* Begin Supplied entries *

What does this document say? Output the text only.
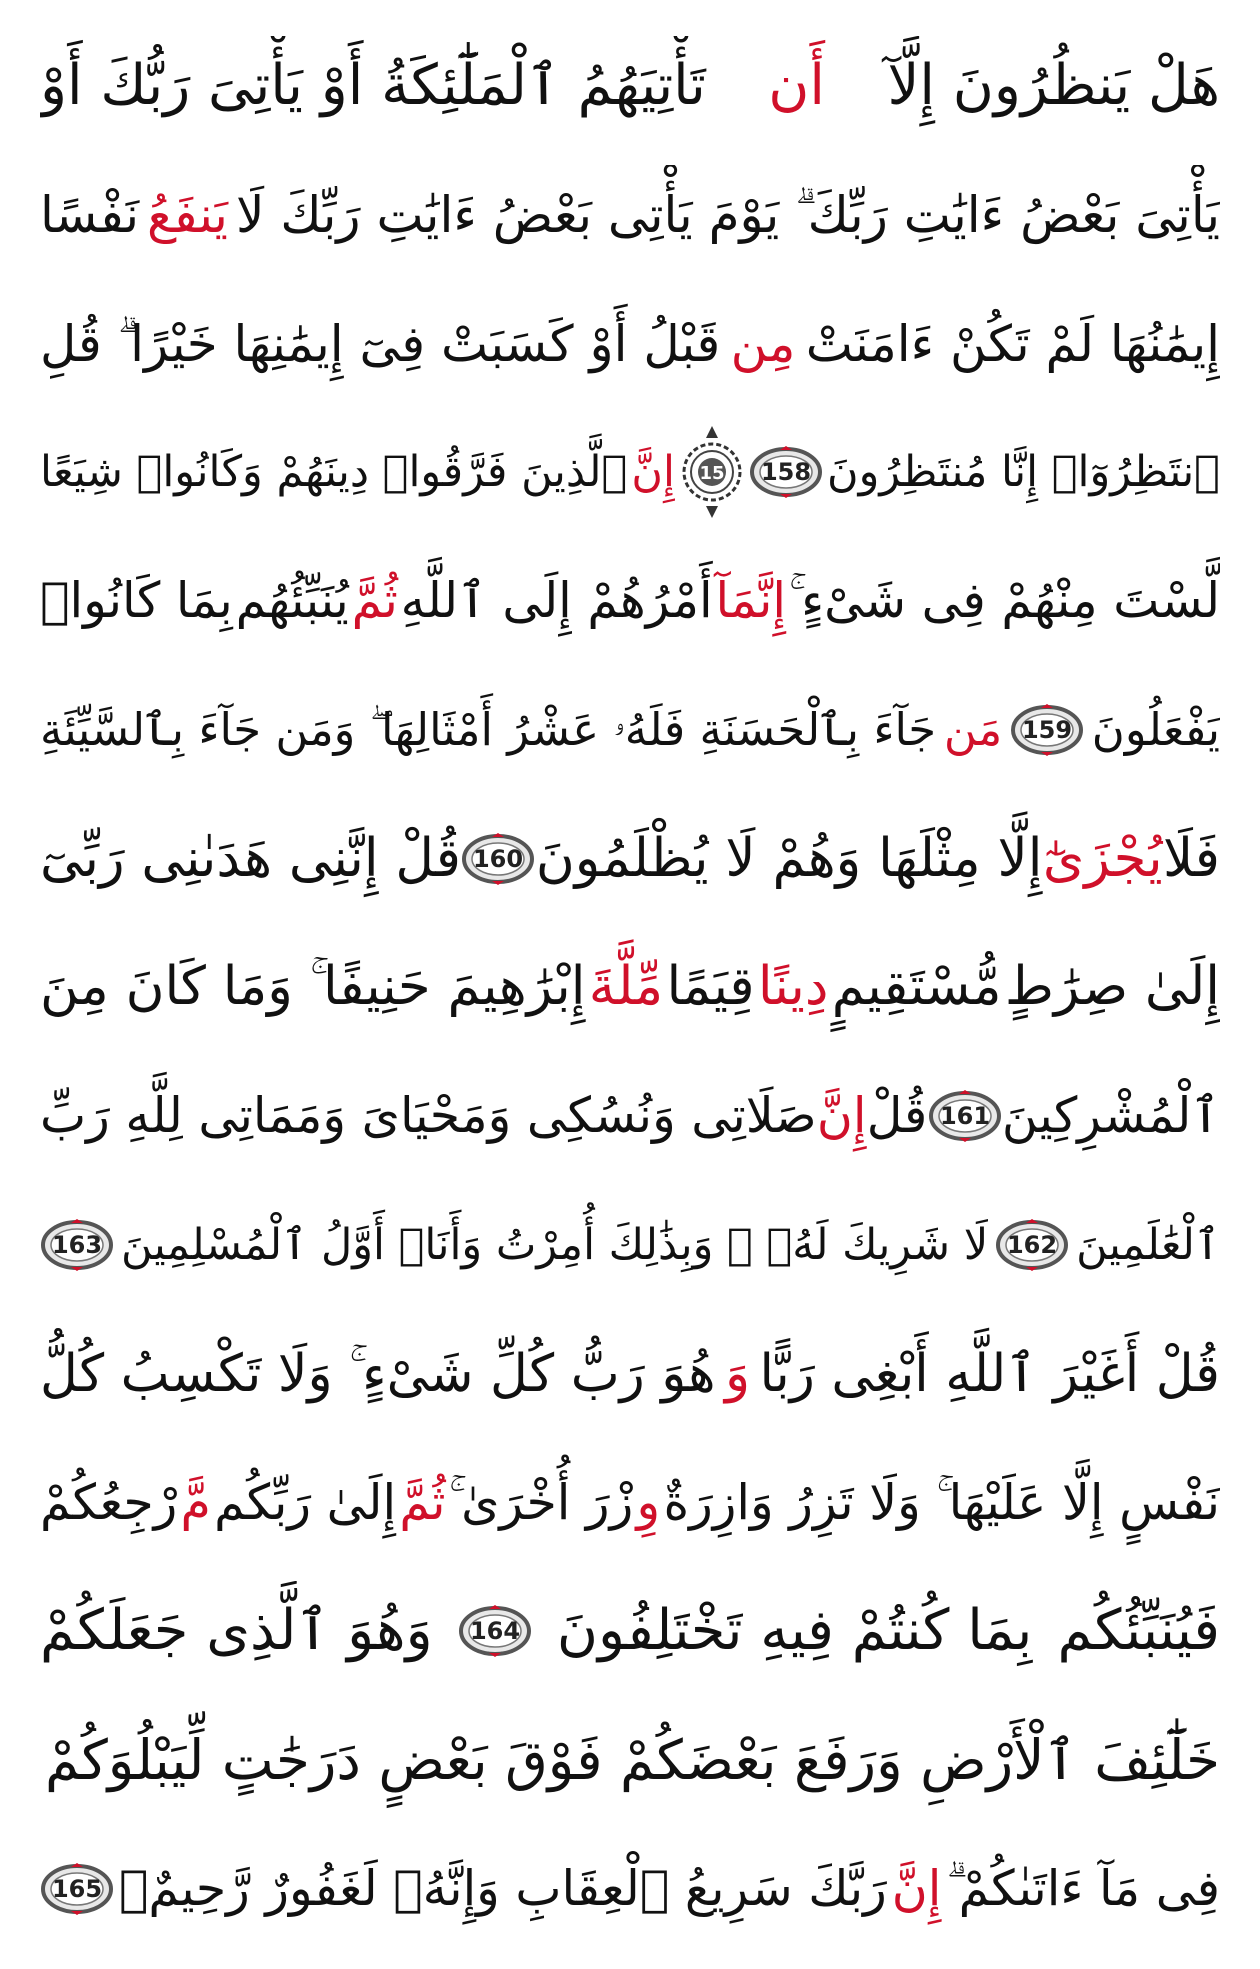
هَلْ يَنظُرُونَ إِلَّآ
أَن
تَأْتِيَهُمُ ٱلْمَلَٰٓئِكَةُ أَوْ يَأْتِىَ رَبُّكَ أَوْ
يَأْتِىَ بَعْضُ ءَايَٰتِ رَبِّكَ ۗ يَوْمَ يَأْتِى بَعْضُ ءَايَٰتِ رَبِّكَ لَا
يَنفَعُ
نَفْسًا
إِيمَٰنُهَا لَمْ تَكُنْ ءَامَنَتْ
مِن
قَبْلُ أَوْ كَسَبَتْ فِىٓ إِيمَٰنِهَا خَيْرًا ۗ قُلِ
ٱنتَظِرُوٓا۟ إِنَّا مُنتَظِرُونَ
158
15
إِنَّ
ٱلَّذِينَ فَرَّقُوا۟ دِينَهُمْ وَكَانُوا۟ شِيَعًا
لَّسْتَ مِنْهُمْ فِى شَىْءٍ ۚ
إِنَّمَآ
أَمْرُهُمْ إِلَى ٱللَّهِ
ثُمَّ
يُنَبِّئُهُم
بِمَا كَانُوا۟
يَفْعَلُونَ
159
مَن
جَآءَ بِٱلْحَسَنَةِ فَلَهُۥ عَشْرُ أَمْثَالِهَا ۖ وَمَن جَآءَ بِٱلسَّيِّئَةِ
فَلَا
يُجْزَىٰٓ
إِلَّا مِثْلَهَا وَهُمْ لَا يُظْلَمُونَ
160
قُلْ إِنَّنِى هَدَىٰنِى رَبِّىٓ
إِلَىٰ صِرَٰطٍ
مُّسْتَقِيمٍ
دِينًا
قِيَمًا
مِّلَّةَ
إِبْرَٰهِيمَ حَنِيفًا ۚ وَمَا كَانَ مِنَ
ٱلْمُشْرِكِينَ
161
قُلْ
إِنَّ
صَلَاتِى وَنُسُكِى وَمَحْيَاىَ وَمَمَاتِى لِلَّهِ رَبِّ
ٱلْعَٰلَمِينَ
162
لَا شَرِيكَ لَهُۥ ۖ وَبِذَٰلِكَ أُمِرْتُ وَأَنَا۠ أَوَّلُ ٱلْمُسْلِمِينَ
163
قُلْ أَغَيْرَ ٱللَّهِ أَبْغِى رَبًّا
وَ
هُوَ رَبُّ كُلِّ شَىْءٍ ۚ وَلَا تَكْسِبُ كُلُّ
نَفْسٍ إِلَّا عَلَيْهَا ۚ وَلَا تَزِرُ وَازِرَةٌ
وِ
زْرَ أُخْرَىٰ ۚ
ثُمَّ
إِلَىٰ رَبِّكُم
مَّ
رْجِعُكُمْ
فَيُنَبِّئُكُم
بِمَا كُنتُمْ فِيهِ تَخْتَلِفُونَ
164
وَهُوَ ٱلَّذِى جَعَلَكُمْ
خَلَٰٓئِفَ ٱلْأَرْضِ وَرَفَعَ بَعْضَكُمْ فَوْقَ بَعْضٍ دَرَجَٰتٍ لِّيَبْلُوَكُمْ
فِى مَآ ءَاتَىٰكُمْ ۗ
إِنَّ
رَبَّكَ سَرِيعُ ٱلْعِقَابِ وَإِنَّهُۥ لَغَفُورٌ رَّحِيمٌۢ
165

* End Supplied entries *

▶ Task brief
Restate the records above in full, word for word. Keep pictures out.

▶ Answer below
What does this document say? Output the text only.
هَلْ يَنظُرُونَ إِلَّآ
أَن
تَأْتِيَهُمُ ٱلْمَلَٰٓئِكَةُ أَوْ يَأْتِىَ رَبُّكَ أَوْ
يَأْتِىَ بَعْضُ ءَايَٰتِ رَبِّكَ ۗ يَوْمَ يَأْتِى بَعْضُ ءَايَٰتِ رَبِّكَ لَا
يَنفَعُ
نَفْسًا
إِيمَٰنُهَا لَمْ تَكُنْ ءَامَنَتْ
مِن
قَبْلُ أَوْ كَسَبَتْ فِىٓ إِيمَٰنِهَا خَيْرًا ۗ قُلِ
ٱنتَظِرُوٓا۟ إِنَّا مُنتَظِرُونَ
158
15
إِنَّ
ٱلَّذِينَ فَرَّقُوا۟ دِينَهُمْ وَكَانُوا۟ شِيَعًا
لَّسْتَ مِنْهُمْ فِى شَىْءٍ ۚ
إِنَّمَآ
أَمْرُهُمْ إِلَى ٱللَّهِ
ثُمَّ
يُنَبِّئُهُم
بِمَا كَانُوا۟
يَفْعَلُونَ
159
مَن
جَآءَ بِٱلْحَسَنَةِ فَلَهُۥ عَشْرُ أَمْثَالِهَا ۖ وَمَن جَآءَ بِٱلسَّيِّئَةِ
فَلَا
يُجْزَىٰٓ
إِلَّا مِثْلَهَا وَهُمْ لَا يُظْلَمُونَ
160
قُلْ إِنَّنِى هَدَىٰنِى رَبِّىٓ
إِلَىٰ صِرَٰطٍ
مُّسْتَقِيمٍ
دِينًا
قِيَمًا
مِّلَّةَ
إِبْرَٰهِيمَ حَنِيفًا ۚ وَمَا كَانَ مِنَ
ٱلْمُشْرِكِينَ
161
قُلْ
إِنَّ
صَلَاتِى وَنُسُكِى وَمَحْيَاىَ وَمَمَاتِى لِلَّهِ رَبِّ
ٱلْعَٰلَمِينَ
162
لَا شَرِيكَ لَهُۥ ۖ وَبِذَٰلِكَ أُمِرْتُ وَأَنَا۠ أَوَّلُ ٱلْمُسْلِمِينَ
163
قُلْ أَغَيْرَ ٱللَّهِ أَبْغِى رَبًّا
وَ
هُوَ رَبُّ كُلِّ شَىْءٍ ۚ وَلَا تَكْسِبُ كُلُّ
نَفْسٍ إِلَّا عَلَيْهَا ۚ وَلَا تَزِرُ وَازِرَةٌ
وِ
زْرَ أُخْرَىٰ ۚ
ثُمَّ
إِلَىٰ رَبِّكُم
مَّ
رْجِعُكُمْ
فَيُنَبِّئُكُم
بِمَا كُنتُمْ فِيهِ تَخْتَلِفُونَ
164
وَهُوَ ٱلَّذِى جَعَلَكُمْ
خَلَٰٓئِفَ ٱلْأَرْضِ وَرَفَعَ بَعْضَكُمْ فَوْقَ بَعْضٍ دَرَجَٰتٍ لِّيَبْلُوَكُمْ
فِى مَآ ءَاتَىٰكُمْ ۗ
إِنَّ
رَبَّكَ سَرِيعُ ٱلْعِقَابِ وَإِنَّهُۥ لَغَفُورٌ رَّحِيمٌۢ
165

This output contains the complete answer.